» **YOUR TASK**:
In the records below, find each line containing the word "Faça" and copy it.

» **RECORD SET**:
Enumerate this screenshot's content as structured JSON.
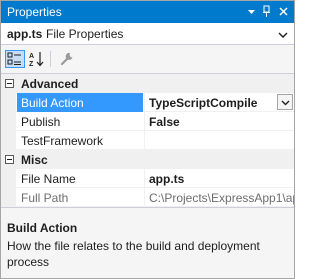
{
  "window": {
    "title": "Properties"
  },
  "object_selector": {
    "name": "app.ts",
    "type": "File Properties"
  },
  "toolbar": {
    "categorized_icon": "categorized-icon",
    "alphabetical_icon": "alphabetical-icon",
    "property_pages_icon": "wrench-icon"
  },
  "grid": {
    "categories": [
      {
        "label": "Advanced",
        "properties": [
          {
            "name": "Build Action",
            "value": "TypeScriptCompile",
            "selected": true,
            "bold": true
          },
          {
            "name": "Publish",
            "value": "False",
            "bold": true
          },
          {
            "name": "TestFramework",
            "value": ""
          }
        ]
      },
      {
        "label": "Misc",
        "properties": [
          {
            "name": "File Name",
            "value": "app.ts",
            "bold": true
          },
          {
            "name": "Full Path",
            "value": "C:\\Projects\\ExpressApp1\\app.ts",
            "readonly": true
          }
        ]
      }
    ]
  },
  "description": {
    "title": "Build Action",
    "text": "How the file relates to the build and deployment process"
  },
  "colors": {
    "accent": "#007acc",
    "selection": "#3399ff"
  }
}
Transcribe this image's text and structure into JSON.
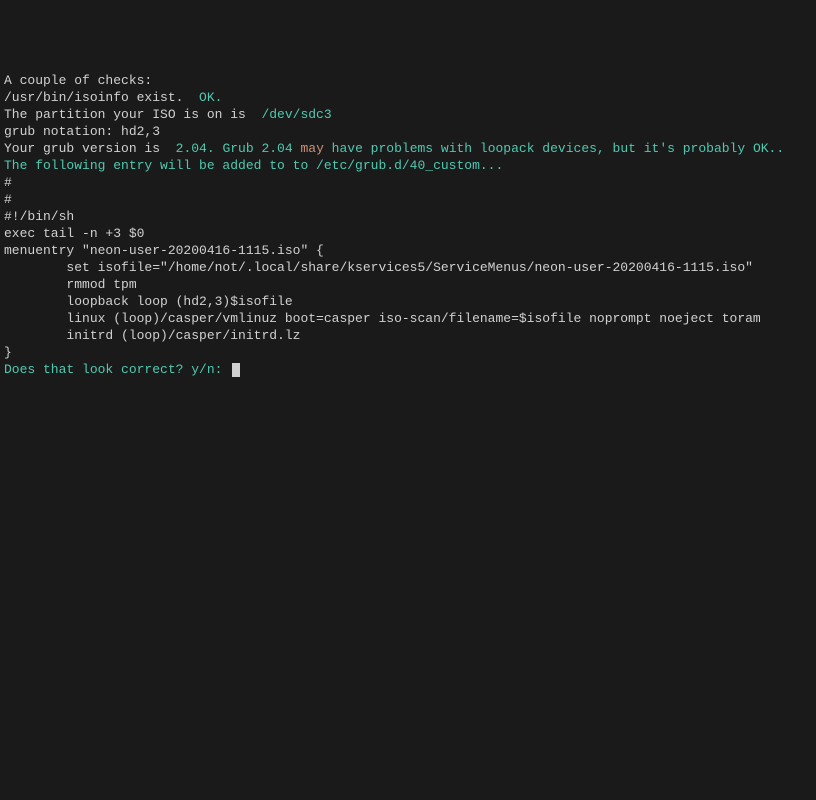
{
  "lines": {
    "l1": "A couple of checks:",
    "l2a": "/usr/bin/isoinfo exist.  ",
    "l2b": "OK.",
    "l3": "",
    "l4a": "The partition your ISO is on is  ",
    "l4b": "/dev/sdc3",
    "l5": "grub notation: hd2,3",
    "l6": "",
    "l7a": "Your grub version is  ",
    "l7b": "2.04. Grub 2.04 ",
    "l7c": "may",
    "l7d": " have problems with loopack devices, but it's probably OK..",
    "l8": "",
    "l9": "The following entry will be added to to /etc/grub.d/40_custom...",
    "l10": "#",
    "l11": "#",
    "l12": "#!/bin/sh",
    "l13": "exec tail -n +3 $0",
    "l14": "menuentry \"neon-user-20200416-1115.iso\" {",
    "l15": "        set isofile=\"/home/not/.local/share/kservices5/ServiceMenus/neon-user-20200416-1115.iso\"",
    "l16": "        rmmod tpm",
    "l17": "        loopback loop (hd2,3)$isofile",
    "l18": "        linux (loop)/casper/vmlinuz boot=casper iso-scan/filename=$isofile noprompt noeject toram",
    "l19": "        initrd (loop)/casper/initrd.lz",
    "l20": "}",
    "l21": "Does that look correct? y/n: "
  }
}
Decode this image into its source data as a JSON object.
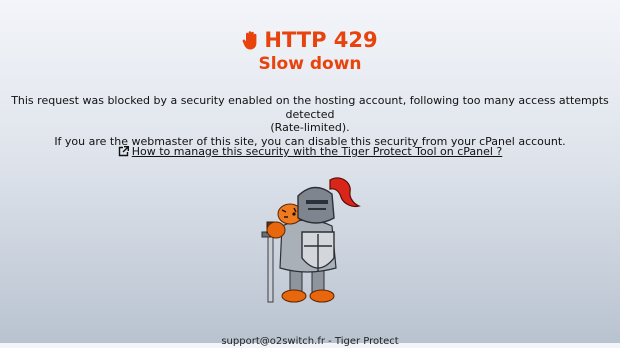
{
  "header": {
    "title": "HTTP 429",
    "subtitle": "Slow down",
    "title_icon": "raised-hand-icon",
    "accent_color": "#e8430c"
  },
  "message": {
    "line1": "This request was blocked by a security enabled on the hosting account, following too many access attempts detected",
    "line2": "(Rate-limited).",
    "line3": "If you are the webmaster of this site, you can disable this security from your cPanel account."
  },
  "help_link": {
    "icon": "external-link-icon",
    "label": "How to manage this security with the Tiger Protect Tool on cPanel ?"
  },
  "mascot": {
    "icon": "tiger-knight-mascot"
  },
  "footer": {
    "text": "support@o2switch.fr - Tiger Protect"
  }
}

--

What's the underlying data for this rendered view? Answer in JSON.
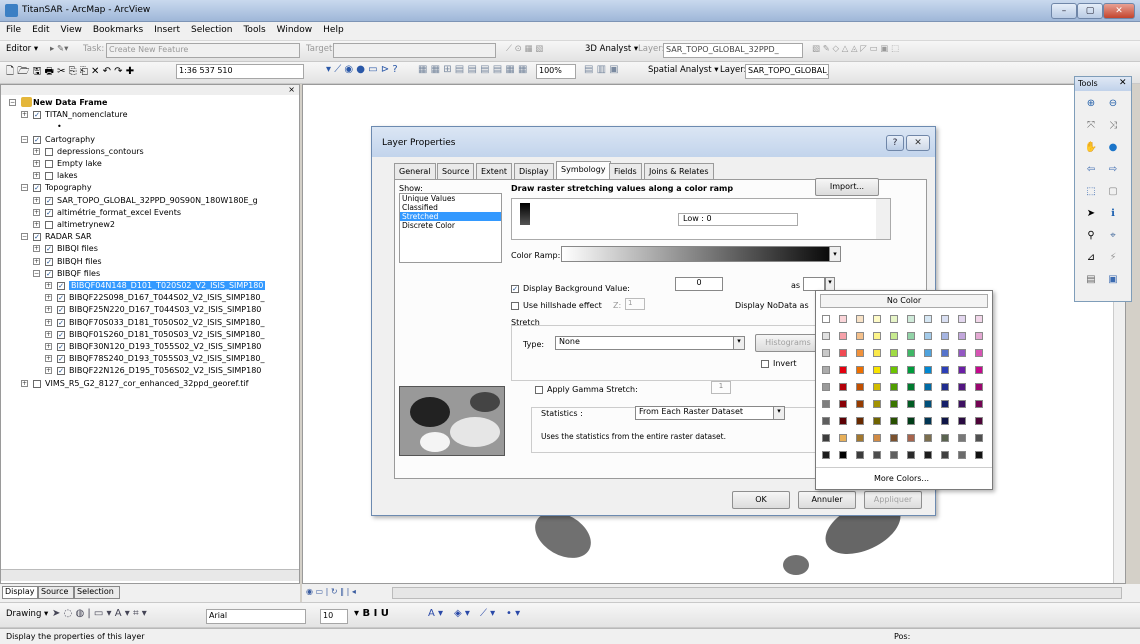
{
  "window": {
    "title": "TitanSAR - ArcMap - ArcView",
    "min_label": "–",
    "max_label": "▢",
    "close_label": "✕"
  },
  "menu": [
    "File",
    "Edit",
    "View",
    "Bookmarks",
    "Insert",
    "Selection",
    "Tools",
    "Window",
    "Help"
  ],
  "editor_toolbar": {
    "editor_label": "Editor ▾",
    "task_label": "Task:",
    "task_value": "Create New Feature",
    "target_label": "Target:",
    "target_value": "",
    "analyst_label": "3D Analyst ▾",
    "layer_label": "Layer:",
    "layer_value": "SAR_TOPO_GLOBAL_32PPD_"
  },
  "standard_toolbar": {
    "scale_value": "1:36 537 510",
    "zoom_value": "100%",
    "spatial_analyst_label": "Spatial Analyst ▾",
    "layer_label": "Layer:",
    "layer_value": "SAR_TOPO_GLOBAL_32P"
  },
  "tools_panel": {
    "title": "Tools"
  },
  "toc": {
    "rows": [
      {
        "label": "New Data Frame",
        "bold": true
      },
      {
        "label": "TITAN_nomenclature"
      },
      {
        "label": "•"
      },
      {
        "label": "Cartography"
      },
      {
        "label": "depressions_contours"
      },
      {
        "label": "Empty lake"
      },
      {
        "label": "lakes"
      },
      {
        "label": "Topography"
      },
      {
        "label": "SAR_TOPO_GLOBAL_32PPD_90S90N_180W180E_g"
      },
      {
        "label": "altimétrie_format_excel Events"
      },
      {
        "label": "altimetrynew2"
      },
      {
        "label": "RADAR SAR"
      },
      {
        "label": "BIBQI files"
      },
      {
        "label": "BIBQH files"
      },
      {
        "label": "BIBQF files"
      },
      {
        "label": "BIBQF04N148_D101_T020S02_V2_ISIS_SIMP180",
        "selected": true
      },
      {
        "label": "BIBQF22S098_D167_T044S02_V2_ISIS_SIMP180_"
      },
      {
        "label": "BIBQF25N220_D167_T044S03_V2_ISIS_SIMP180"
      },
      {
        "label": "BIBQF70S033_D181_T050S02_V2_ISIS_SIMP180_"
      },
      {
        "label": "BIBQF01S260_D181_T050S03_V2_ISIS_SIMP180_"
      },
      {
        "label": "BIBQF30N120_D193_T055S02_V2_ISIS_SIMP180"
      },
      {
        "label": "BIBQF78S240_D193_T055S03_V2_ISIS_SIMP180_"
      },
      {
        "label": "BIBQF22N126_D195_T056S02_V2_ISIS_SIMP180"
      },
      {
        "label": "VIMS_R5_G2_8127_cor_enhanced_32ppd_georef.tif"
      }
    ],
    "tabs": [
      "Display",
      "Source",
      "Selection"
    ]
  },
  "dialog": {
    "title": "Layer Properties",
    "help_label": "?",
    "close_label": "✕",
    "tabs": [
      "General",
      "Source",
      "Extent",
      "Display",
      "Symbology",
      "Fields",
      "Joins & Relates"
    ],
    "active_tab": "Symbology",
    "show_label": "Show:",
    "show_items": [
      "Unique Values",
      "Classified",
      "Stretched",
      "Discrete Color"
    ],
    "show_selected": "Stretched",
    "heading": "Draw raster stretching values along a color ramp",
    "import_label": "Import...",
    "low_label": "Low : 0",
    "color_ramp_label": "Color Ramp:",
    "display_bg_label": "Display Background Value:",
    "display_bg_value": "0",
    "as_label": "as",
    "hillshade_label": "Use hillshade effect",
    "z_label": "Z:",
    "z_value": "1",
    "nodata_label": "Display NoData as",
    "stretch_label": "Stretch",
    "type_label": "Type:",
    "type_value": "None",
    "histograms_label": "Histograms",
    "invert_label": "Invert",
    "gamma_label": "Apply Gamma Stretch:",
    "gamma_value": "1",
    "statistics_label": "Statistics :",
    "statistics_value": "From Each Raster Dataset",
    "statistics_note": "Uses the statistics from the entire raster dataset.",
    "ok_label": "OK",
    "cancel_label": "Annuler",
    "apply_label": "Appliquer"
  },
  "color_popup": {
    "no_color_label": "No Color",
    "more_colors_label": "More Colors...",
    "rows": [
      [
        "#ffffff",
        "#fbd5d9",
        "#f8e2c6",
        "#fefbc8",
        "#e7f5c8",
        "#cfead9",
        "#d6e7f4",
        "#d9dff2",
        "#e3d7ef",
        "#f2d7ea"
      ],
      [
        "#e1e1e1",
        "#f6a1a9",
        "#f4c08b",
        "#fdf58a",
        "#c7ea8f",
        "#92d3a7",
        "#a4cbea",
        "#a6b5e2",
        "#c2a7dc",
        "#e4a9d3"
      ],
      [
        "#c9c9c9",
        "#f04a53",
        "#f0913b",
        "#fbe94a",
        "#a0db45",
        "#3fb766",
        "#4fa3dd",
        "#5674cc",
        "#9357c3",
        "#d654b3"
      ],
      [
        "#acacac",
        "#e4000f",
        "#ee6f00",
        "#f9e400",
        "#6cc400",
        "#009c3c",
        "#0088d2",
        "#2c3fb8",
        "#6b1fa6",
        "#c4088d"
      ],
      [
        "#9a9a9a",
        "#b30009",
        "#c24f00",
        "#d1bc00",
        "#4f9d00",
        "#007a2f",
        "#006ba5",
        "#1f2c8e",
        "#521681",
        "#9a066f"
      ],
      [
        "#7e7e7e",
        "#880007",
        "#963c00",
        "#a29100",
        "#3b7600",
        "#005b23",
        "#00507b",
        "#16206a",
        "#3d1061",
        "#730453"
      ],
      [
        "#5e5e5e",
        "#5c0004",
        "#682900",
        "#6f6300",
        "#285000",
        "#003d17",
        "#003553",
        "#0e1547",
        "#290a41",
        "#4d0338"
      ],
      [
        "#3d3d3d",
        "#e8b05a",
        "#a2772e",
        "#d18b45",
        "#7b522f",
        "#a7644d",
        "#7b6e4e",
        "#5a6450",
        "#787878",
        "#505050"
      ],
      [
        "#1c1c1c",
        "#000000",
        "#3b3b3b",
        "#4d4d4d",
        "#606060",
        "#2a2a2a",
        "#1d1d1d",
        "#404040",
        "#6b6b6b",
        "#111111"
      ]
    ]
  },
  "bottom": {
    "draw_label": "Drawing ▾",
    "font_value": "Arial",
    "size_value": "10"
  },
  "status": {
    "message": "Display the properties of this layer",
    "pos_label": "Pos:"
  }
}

--

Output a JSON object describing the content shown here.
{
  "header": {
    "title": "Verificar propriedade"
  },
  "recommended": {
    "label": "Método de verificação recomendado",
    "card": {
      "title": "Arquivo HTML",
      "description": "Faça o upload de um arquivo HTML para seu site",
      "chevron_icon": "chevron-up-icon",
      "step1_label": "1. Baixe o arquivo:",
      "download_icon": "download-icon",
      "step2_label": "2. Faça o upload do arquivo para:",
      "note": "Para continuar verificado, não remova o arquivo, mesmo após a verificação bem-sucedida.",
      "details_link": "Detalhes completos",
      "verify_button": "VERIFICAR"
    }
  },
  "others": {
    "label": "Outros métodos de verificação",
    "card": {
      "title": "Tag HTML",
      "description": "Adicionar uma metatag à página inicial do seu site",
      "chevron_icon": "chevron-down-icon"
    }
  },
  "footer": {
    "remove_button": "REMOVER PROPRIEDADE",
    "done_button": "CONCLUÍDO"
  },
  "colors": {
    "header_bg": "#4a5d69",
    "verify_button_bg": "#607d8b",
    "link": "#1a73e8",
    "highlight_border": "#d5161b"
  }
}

» **FINAL ANSWER**:
      "description": "Faça o upload de um arquivo HTML para seu site",
      "step2_label": "2. Faça o upload do arquivo para:",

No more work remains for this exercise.